● **Information given**:
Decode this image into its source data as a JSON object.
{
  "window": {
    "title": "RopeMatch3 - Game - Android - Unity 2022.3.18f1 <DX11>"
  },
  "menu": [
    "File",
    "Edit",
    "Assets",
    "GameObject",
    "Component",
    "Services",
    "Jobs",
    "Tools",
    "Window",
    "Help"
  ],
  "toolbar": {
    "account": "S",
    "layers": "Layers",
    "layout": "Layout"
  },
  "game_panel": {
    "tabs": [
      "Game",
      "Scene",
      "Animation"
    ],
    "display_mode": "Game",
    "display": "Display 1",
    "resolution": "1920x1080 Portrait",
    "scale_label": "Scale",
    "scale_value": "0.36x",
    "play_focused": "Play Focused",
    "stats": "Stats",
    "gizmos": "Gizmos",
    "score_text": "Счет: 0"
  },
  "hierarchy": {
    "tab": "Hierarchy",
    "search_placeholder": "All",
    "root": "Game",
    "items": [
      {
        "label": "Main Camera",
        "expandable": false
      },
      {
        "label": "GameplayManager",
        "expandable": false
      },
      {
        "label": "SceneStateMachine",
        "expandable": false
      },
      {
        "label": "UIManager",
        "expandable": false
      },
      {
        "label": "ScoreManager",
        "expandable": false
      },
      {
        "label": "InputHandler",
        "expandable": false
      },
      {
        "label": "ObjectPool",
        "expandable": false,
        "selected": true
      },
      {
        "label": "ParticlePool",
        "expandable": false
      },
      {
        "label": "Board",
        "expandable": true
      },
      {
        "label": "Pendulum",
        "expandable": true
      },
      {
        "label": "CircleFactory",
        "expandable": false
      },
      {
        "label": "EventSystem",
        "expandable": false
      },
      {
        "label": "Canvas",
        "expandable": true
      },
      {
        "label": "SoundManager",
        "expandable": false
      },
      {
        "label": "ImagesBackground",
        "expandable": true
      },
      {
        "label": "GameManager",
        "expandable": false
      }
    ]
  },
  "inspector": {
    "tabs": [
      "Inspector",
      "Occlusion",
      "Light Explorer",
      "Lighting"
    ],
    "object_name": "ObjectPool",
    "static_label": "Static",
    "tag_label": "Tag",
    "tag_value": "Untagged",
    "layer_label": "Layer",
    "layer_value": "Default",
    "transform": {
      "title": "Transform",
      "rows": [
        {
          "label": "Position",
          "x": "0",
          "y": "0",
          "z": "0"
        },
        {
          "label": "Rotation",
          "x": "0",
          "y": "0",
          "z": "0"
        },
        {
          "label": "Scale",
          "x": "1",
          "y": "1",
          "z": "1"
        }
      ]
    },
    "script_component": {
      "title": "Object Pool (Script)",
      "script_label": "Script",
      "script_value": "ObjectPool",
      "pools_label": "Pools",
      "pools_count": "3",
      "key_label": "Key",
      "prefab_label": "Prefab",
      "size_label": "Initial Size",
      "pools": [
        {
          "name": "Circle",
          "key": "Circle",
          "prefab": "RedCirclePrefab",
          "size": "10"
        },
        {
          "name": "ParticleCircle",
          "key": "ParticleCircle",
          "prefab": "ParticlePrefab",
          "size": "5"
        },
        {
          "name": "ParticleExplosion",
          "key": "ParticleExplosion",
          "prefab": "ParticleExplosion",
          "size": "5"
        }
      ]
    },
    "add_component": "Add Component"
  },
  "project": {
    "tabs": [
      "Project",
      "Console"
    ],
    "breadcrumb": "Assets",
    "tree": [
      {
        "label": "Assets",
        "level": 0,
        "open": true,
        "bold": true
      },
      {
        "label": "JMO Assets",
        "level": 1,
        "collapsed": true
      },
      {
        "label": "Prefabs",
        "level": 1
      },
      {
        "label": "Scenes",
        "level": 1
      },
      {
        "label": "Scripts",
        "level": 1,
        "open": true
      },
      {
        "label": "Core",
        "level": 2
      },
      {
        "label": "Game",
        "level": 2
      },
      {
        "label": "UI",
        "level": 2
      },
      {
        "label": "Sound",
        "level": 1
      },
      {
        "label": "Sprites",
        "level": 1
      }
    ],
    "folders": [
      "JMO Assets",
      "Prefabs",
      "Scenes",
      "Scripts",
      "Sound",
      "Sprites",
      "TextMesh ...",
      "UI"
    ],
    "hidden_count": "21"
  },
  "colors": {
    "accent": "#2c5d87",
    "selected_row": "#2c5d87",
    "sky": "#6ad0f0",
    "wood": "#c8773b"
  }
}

● **Written problem**:
Quote each line of the listing above exactly.

● **Full solution**:
Decode this image into its source data as a JSON object.
{
  "window": {
    "title": "RopeMatch3 - Game - Android - Unity 2022.3.18f1 <DX11>"
  },
  "menu": [
    "File",
    "Edit",
    "Assets",
    "GameObject",
    "Component",
    "Services",
    "Jobs",
    "Tools",
    "Window",
    "Help"
  ],
  "toolbar": {
    "account": "S",
    "layers": "Layers",
    "layout": "Layout"
  },
  "game_panel": {
    "tabs": [
      "Game",
      "Scene",
      "Animation"
    ],
    "display_mode": "Game",
    "display": "Display 1",
    "resolution": "1920x1080 Portrait",
    "scale_label": "Scale",
    "scale_value": "0.36x",
    "play_focused": "Play Focused",
    "stats": "Stats",
    "gizmos": "Gizmos",
    "score_text": "Счет: 0"
  },
  "hierarchy": {
    "tab": "Hierarchy",
    "search_placeholder": "All",
    "root": "Game",
    "items": [
      {
        "label": "Main Camera",
        "expandable": false
      },
      {
        "label": "GameplayManager",
        "expandable": false
      },
      {
        "label": "SceneStateMachine",
        "expandable": false
      },
      {
        "label": "UIManager",
        "expandable": false
      },
      {
        "label": "ScoreManager",
        "expandable": false
      },
      {
        "label": "InputHandler",
        "expandable": false
      },
      {
        "label": "ObjectPool",
        "expandable": false,
        "selected": true
      },
      {
        "label": "ParticlePool",
        "expandable": false
      },
      {
        "label": "Board",
        "expandable": true
      },
      {
        "label": "Pendulum",
        "expandable": true
      },
      {
        "label": "CircleFactory",
        "expandable": false
      },
      {
        "label": "EventSystem",
        "expandable": false
      },
      {
        "label": "Canvas",
        "expandable": true
      },
      {
        "label": "SoundManager",
        "expandable": false
      },
      {
        "label": "ImagesBackground",
        "expandable": true
      },
      {
        "label": "GameManager",
        "expandable": false
      }
    ]
  },
  "inspector": {
    "tabs": [
      "Inspector",
      "Occlusion",
      "Light Explorer",
      "Lighting"
    ],
    "object_name": "ObjectPool",
    "static_label": "Static",
    "tag_label": "Tag",
    "tag_value": "Untagged",
    "layer_label": "Layer",
    "layer_value": "Default",
    "transform": {
      "title": "Transform",
      "rows": [
        {
          "label": "Position",
          "x": "0",
          "y": "0",
          "z": "0"
        },
        {
          "label": "Rotation",
          "x": "0",
          "y": "0",
          "z": "0"
        },
        {
          "label": "Scale",
          "x": "1",
          "y": "1",
          "z": "1"
        }
      ]
    },
    "script_component": {
      "title": "Object Pool (Script)",
      "script_label": "Script",
      "script_value": "ObjectPool",
      "pools_label": "Pools",
      "pools_count": "3",
      "key_label": "Key",
      "prefab_label": "Prefab",
      "size_label": "Initial Size",
      "pools": [
        {
          "name": "Circle",
          "key": "Circle",
          "prefab": "RedCirclePrefab",
          "size": "10"
        },
        {
          "name": "ParticleCircle",
          "key": "ParticleCircle",
          "prefab": "ParticlePrefab",
          "size": "5"
        },
        {
          "name": "ParticleExplosion",
          "key": "ParticleExplosion",
          "prefab": "ParticleExplosion",
          "size": "5"
        }
      ]
    },
    "add_component": "Add Component"
  },
  "project": {
    "tabs": [
      "Project",
      "Console"
    ],
    "breadcrumb": "Assets",
    "tree": [
      {
        "label": "Assets",
        "level": 0,
        "open": true,
        "bold": true
      },
      {
        "label": "JMO Assets",
        "level": 1,
        "collapsed": true
      },
      {
        "label": "Prefabs",
        "level": 1
      },
      {
        "label": "Scenes",
        "level": 1
      },
      {
        "label": "Scripts",
        "level": 1,
        "open": true
      },
      {
        "label": "Core",
        "level": 2
      },
      {
        "label": "Game",
        "level": 2
      },
      {
        "label": "UI",
        "level": 2
      },
      {
        "label": "Sound",
        "level": 1
      },
      {
        "label": "Sprites",
        "level": 1
      }
    ],
    "folders": [
      "JMO Assets",
      "Prefabs",
      "Scenes",
      "Scripts",
      "Sound",
      "Sprites",
      "TextMesh ...",
      "UI"
    ],
    "hidden_count": "21"
  },
  "colors": {
    "accent": "#2c5d87",
    "selected_row": "#2c5d87",
    "sky": "#6ad0f0",
    "wood": "#c8773b"
  }
}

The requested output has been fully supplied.